It’s Friday, so that can mean only one thing: Another free game for your playing pleasure! This week, we’ll be casting a look at Valve’s recently released shooter, Alien Swarm.
Alien Swarm is a 4-player co-op shooter released free by Valve on July 19th. It is a full remake of the Unreal Tournament 2004 mod of the same name, made by the same development team. It is best described as a twin-stick shooter, as, with the top-down camera angle, the WASD keys are used for movement, with aiming being handled by the mouse being pointed around the player character. Basically the crux of the game revolves around a team of Marines sent into an off-planet base to eliminate a swarm of aliens that has infested a human colony.
Different classes have different weapons and skills made available to them, with a good variety of class selection being essential to the completion of missions. More weapons can be unlocked by earning achievements and experience through gameplay.

Activities:
1. Print the Alien Swarm article from "It’s Friday, so" to "a human colony.".
2. According to the Alien Swarm article, on what date did Valve release the game?
3. List every game and company that the Alien Swarm article mentions by name.

Data supplied:

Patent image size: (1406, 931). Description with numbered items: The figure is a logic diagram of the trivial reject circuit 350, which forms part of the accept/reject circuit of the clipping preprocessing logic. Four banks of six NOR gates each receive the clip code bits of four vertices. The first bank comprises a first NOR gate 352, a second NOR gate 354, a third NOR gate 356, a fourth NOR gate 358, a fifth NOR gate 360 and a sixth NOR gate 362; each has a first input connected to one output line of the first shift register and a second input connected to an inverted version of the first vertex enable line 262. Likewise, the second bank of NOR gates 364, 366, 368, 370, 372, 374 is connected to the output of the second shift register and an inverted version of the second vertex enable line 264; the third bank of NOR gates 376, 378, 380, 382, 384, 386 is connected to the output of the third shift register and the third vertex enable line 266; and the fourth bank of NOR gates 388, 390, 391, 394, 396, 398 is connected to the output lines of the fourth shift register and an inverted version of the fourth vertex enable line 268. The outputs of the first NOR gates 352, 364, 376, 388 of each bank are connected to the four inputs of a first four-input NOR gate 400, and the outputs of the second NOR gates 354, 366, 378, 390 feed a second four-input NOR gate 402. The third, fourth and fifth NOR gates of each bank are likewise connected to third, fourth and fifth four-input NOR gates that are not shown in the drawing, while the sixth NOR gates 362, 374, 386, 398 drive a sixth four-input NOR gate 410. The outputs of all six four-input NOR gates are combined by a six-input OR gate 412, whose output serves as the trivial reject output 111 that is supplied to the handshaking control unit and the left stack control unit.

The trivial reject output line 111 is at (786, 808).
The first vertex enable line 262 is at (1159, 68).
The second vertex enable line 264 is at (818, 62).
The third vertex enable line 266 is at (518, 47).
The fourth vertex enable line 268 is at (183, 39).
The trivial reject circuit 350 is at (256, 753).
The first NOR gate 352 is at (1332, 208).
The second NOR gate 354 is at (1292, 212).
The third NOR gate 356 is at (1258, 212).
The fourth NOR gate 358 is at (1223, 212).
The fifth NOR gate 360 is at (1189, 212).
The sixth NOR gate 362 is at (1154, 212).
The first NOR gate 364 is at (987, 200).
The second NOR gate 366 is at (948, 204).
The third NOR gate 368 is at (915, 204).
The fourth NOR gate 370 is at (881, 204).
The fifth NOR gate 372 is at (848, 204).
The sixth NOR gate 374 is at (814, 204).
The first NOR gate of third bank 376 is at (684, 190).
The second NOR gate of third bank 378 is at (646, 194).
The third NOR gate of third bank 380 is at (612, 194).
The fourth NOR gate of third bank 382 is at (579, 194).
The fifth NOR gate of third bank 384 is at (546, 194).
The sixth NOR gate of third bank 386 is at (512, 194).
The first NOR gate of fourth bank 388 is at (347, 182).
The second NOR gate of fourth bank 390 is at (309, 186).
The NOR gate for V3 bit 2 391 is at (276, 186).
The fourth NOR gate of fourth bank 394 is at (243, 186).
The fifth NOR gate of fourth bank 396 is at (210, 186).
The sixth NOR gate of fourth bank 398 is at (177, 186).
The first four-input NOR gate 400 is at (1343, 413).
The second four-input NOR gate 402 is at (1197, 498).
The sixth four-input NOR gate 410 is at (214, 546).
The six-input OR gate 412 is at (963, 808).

Answers:
1.
It’s Friday, so that can mean only one thing: Another free game for your playing pleasure! This week, we’ll be casting a look at Valve’s recently released shooter, Alien Swarm.
Alien Swarm is a 4-player co-op shooter released free by Valve on July 19th. It is a full remake of the Unreal Tournament 2004 mod of the same name, made by the same development team. It is best described as a twin-stick shooter, as, with the top-down camera angle, the WASD keys are used for movement, with aiming being handled by the mouse being pointed around the player character. Basically the crux of the game revolves around a team of Marines sent into an off-planet base to eliminate a swarm of aliens that has infested a human colony.

2. July 19th

3.
Alien Swarm
Valve
Unreal Tournament 2004